Written task: Report each line in the entries below that contains the word "controlled", copying every such line in full.

#### Data excerpts

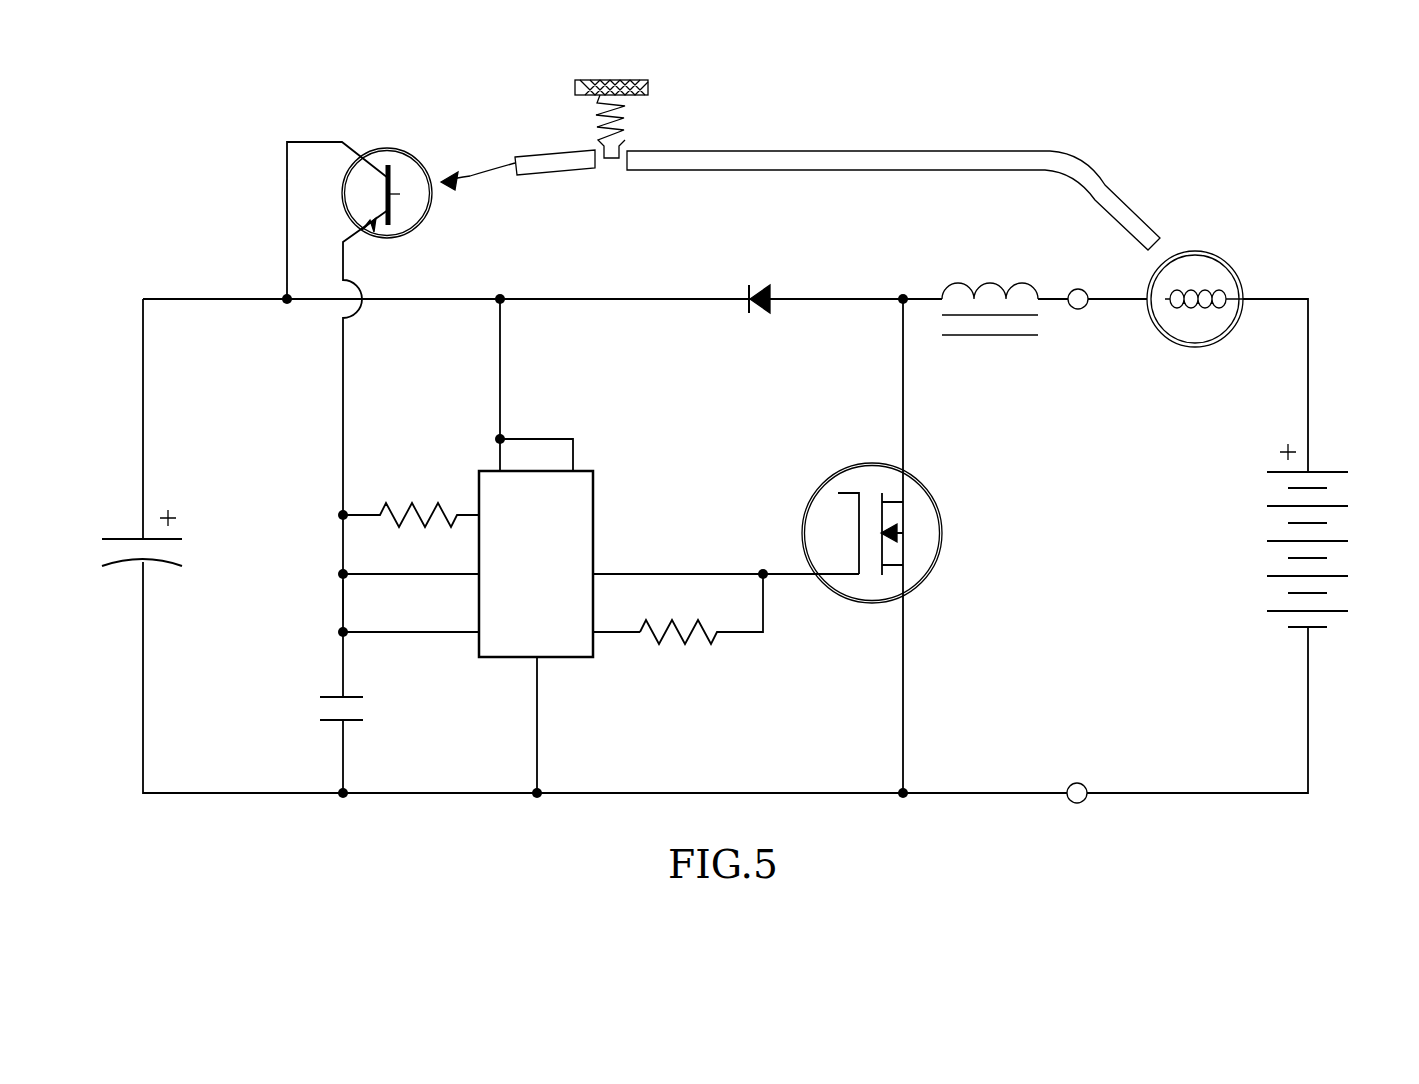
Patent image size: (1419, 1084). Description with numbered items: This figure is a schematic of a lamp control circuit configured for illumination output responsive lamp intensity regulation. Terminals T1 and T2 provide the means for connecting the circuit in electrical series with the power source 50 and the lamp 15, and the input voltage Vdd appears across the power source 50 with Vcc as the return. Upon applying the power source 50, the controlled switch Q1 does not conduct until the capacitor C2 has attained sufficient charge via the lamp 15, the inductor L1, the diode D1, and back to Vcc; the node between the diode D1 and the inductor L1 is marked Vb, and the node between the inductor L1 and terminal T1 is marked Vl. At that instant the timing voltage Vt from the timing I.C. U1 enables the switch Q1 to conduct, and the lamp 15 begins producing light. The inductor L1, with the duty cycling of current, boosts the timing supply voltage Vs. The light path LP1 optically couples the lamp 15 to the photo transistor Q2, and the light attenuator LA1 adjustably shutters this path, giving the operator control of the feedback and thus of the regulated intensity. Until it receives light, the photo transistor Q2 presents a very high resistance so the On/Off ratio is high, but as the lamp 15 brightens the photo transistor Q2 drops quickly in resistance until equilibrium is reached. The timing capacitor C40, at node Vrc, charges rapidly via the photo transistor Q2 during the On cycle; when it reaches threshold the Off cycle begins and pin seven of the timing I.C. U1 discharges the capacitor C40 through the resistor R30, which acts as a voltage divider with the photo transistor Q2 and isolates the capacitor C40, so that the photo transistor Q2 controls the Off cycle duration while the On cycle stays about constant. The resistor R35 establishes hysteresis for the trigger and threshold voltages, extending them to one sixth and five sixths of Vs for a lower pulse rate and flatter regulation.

The photo transistor Q2 is at (415, 172).
The light attenuator LA1 is at (620, 128).
The light path LP1 is at (850, 157).
The diode D1 is at (762, 315).
The inductor L1 is at (990, 283).
The terminal T1 is at (1070, 307).
The lamp 15 is at (1197, 270).
The power source 50 is at (1270, 595).
The controlled switch Q1 is at (923, 545).
The timing I.C. U1 is at (573, 508).
The resistor R30 is at (430, 502).
The resistor R35 is at (705, 642).
The capacitor C2 is at (105, 548).
The capacitor C40 is at (360, 708).
The terminal T2 is at (1072, 788).
The timing supply voltage Vs is at (165, 299).
The boost voltage node Vb is at (895, 299).
The lamp voltage node Vl is at (1116, 299).
The input voltage Vdd is at (1278, 298).
The timing voltage Vt is at (740, 572).
The RC timing voltage node Vrc is at (342, 597).
The common return voltage Vcc is at (1135, 792).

########

Expected output:
Patent image size: (1419, 1084). Description with numbered items: This figure is a schematic of a lamp control circuit configured for illumination output responsive lamp intensity regulation. Terminals T1 and T2 provide the means for connecting the circuit in electrical series with the power source 50 and the lamp 15, and the input voltage Vdd appears across the power source 50 with Vcc as the return. Upon applying the power source 50, the controlled switch Q1 does not conduct until the capacitor C2 has attained sufficient charge via the lamp 15, the inductor L1, the diode D1, and back to Vcc; the node between the diode D1 and the inductor L1 is marked Vb, and the node between the inductor L1 and terminal T1 is marked Vl. At that instant the timing voltage Vt from the timing I.C. U1 enables the switch Q1 to conduct, and the lamp 15 begins producing light. The inductor L1, with the duty cycling of current, boosts the timing supply voltage Vs. The light path LP1 optically couples the lamp 15 to the photo transistor Q2, and the light attenuator LA1 adjustably shutters this path, giving the operator control of the feedback and thus of the regulated intensity. Until it receives light, the photo transistor Q2 presents a very high resistance so the On/Off ratio is high, but as the lamp 15 brightens the photo transistor Q2 drops quickly in resistance until equilibrium is reached. The timing capacitor C40, at node Vrc, charges rapidly via the photo transistor Q2 during the On cycle; when it reaches threshold the Off cycle begins and pin seven of the timing I.C. U1 discharges the capacitor C40 through the resistor R30, which acts as a voltage divider with the photo transistor Q2 and isolates the capacitor C40, so that the photo transistor Q2 controls the Off cycle duration while the On cycle stays about constant. The resistor R35 establishes hysteresis for the trigger and threshold voltages, extending them to one sixth and five sixths of Vs for a lower pulse rate and flatter regulation.
The controlled switch Q1 is at (923, 545).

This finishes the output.